* Goal: All of the records below should be output exactly.
####################
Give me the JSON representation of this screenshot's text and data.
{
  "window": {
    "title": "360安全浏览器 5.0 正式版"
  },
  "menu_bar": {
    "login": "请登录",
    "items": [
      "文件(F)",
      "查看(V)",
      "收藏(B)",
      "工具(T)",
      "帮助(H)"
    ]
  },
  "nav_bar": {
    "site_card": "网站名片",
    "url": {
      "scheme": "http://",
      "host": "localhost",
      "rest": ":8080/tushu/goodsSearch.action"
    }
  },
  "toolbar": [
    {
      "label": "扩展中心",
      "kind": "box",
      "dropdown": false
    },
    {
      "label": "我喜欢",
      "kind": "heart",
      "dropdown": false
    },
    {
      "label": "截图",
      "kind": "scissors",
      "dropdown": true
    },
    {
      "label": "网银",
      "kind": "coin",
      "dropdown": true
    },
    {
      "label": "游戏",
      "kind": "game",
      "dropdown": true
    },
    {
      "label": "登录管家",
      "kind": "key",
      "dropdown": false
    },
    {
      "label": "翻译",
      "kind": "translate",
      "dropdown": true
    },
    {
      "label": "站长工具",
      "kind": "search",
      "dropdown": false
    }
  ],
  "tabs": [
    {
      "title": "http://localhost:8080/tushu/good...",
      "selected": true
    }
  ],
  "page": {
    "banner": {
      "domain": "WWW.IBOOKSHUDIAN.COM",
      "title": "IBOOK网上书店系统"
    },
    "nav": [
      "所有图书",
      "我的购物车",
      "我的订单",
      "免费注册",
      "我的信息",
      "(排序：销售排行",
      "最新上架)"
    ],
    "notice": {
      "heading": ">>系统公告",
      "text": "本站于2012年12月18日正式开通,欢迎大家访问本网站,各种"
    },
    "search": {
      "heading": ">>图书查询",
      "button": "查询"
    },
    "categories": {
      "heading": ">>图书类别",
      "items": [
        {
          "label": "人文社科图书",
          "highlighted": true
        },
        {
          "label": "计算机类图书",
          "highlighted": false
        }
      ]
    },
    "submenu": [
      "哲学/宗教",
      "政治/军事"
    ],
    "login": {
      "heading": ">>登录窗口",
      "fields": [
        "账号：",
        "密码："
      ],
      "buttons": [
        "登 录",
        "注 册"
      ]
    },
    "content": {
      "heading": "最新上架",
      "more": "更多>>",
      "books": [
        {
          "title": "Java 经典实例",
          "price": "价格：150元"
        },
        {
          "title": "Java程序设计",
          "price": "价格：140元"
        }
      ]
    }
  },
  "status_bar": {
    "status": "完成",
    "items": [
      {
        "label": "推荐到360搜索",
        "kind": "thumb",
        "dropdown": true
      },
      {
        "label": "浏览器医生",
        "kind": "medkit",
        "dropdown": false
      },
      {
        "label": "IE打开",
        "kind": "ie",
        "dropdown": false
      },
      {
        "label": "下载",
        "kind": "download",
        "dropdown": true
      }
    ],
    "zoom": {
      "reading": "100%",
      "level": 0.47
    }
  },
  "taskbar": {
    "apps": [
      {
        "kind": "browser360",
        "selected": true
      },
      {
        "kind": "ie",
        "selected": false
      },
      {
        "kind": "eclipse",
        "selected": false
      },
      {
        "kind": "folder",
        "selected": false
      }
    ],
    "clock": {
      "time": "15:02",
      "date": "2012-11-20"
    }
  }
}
####################
* Output for this exercise:
Give me the JSON representation of this screenshot's text and data.
{
  "window": {
    "title": "360安全浏览器 5.0 正式版"
  },
  "menu_bar": {
    "login": "请登录",
    "items": [
      "文件(F)",
      "查看(V)",
      "收藏(B)",
      "工具(T)",
      "帮助(H)"
    ]
  },
  "nav_bar": {
    "site_card": "网站名片",
    "url": {
      "scheme": "http://",
      "host": "localhost",
      "rest": ":8080/tushu/goodsSearch.action"
    }
  },
  "toolbar": [
    {
      "label": "扩展中心",
      "kind": "box",
      "dropdown": false
    },
    {
      "label": "我喜欢",
      "kind": "heart",
      "dropdown": false
    },
    {
      "label": "截图",
      "kind": "scissors",
      "dropdown": true
    },
    {
      "label": "网银",
      "kind": "coin",
      "dropdown": true
    },
    {
      "label": "游戏",
      "kind": "game",
      "dropdown": true
    },
    {
      "label": "登录管家",
      "kind": "key",
      "dropdown": false
    },
    {
      "label": "翻译",
      "kind": "translate",
      "dropdown": true
    },
    {
      "label": "站长工具",
      "kind": "search",
      "dropdown": false
    }
  ],
  "tabs": [
    {
      "title": "http://localhost:8080/tushu/good...",
      "selected": true
    }
  ],
  "page": {
    "banner": {
      "domain": "WWW.IBOOKSHUDIAN.COM",
      "title": "IBOOK网上书店系统"
    },
    "nav": [
      "所有图书",
      "我的购物车",
      "我的订单",
      "免费注册",
      "我的信息",
      "(排序：销售排行",
      "最新上架)"
    ],
    "notice": {
      "heading": ">>系统公告",
      "text": "本站于2012年12月18日正式开通,欢迎大家访问本网站,各种"
    },
    "search": {
      "heading": ">>图书查询",
      "button": "查询"
    },
    "categories": {
      "heading": ">>图书类别",
      "items": [
        {
          "label": "人文社科图书",
          "highlighted": true
        },
        {
          "label": "计算机类图书",
          "highlighted": false
        }
      ]
    },
    "submenu": [
      "哲学/宗教",
      "政治/军事"
    ],
    "login": {
      "heading": ">>登录窗口",
      "fields": [
        "账号：",
        "密码："
      ],
      "buttons": [
        "登 录",
        "注 册"
      ]
    },
    "content": {
      "heading": "最新上架",
      "more": "更多>>",
      "books": [
        {
          "title": "Java 经典实例",
          "price": "价格：150元"
        },
        {
          "title": "Java程序设计",
          "price": "价格：140元"
        }
      ]
    }
  },
  "status_bar": {
    "status": "完成",
    "items": [
      {
        "label": "推荐到360搜索",
        "kind": "thumb",
        "dropdown": true
      },
      {
        "label": "浏览器医生",
        "kind": "medkit",
        "dropdown": false
      },
      {
        "label": "IE打开",
        "kind": "ie",
        "dropdown": false
      },
      {
        "label": "下载",
        "kind": "download",
        "dropdown": true
      }
    ],
    "zoom": {
      "reading": "100%",
      "level": 0.47
    }
  },
  "taskbar": {
    "apps": [
      {
        "kind": "browser360",
        "selected": true
      },
      {
        "kind": "ie",
        "selected": false
      },
      {
        "kind": "eclipse",
        "selected": false
      },
      {
        "kind": "folder",
        "selected": false
      }
    ],
    "clock": {
      "time": "15:02",
      "date": "2012-11-20"
    }
  }
}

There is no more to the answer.